● **Page text**:
Laci Peterson's mother doesn't have much interest in a new book with stories about Scott Peterson's advances on his half-sister's baby sitter when his pregnant wife was missing, his sexual encounters in airline bathrooms and a trip to a gay bar.
"To be honest, I don't think Sharon (Rocha) or I will read it," Ron Grantski said on Tuesday, when "Blood Brother: 33 Reasons My Brother Scott Peterson is Guilty" hit bookshelves.
Grantski, who had raised Laci Peterson in Modesto as his daughter since she was a toddler, and his longtime companion, Rocha, have never met the author, Anne Bird. She and Scott Peterson have the same mother.
Peterson killed his wife just before Christmas 2002 and dumped her body in San Francisco Bay, which is visible from the loft Bird let her half-brother sleep in as thousands searched for Laci Peterson. The book provides an inside look at Peterson's private words and actions during those critical months leading to his arrest in April 2003.
After a six-month trial, jurors in December recommended his execution. A judge is to rule March 16 whether to uphold that recommendation.

● **What you have to do**:
Write the next part of the news article about Anne Bird's book on her half-brother Scott Peterson, picking up after its final sentence. The data that comes next has no connection to the article on the Scott Peterson book.

● **Material**:
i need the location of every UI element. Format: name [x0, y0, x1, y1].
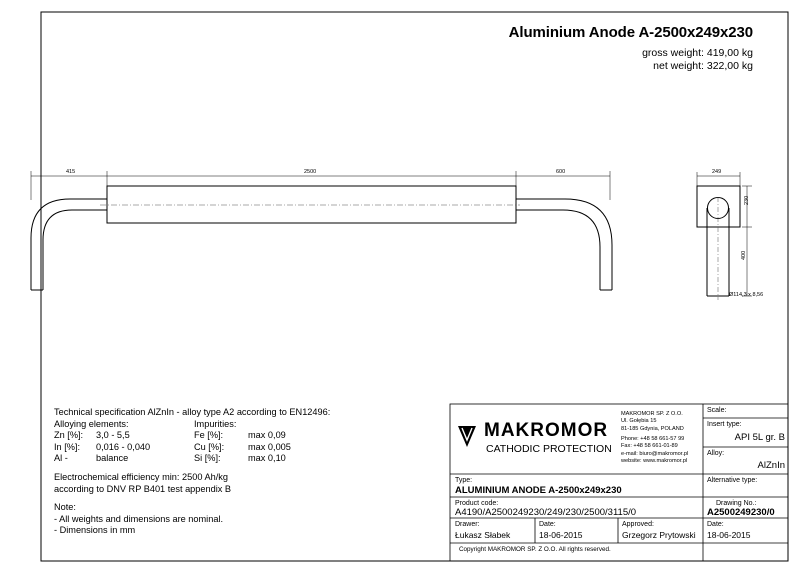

● **Task answer**:
According to "Blood Brother," Jackie Peterson gave up Bird and another child she had before her marriage to Lee Peterson.
The book appears to be a product of Bird's attempt to work through complex emotional issues connected to a family she had become reacquainted with only five years before her sister-in-law disappeared. Bird at first fiercely defended her brother and even took him into her Berk-eley home for extended stays when he became a hounded pariah.
But Bird, now 39, struggles with thoughts of being a discarded child while repeatedly referring to Scott Peterson as their mother's "golden boy" — the one "she had kept." The book says Jackie Peterson once demanded that Bird lie to protect Scott Peterson after he made a pass at her baby sitter less than a month after Laci Peterson had disappeared.
"(Bird) was given away," said New York City psychotherapist Robi Ludwig. "That's a psychic wound that's very hard to heal, if ever, for kids who are adopted. They carry this wound of not being wanted.
"On top of that, Scott Peterson is the favored child and you have a case of sibling rivalry in a dysfunctional family. Not only is he the child who got kept, he is the child who got protected."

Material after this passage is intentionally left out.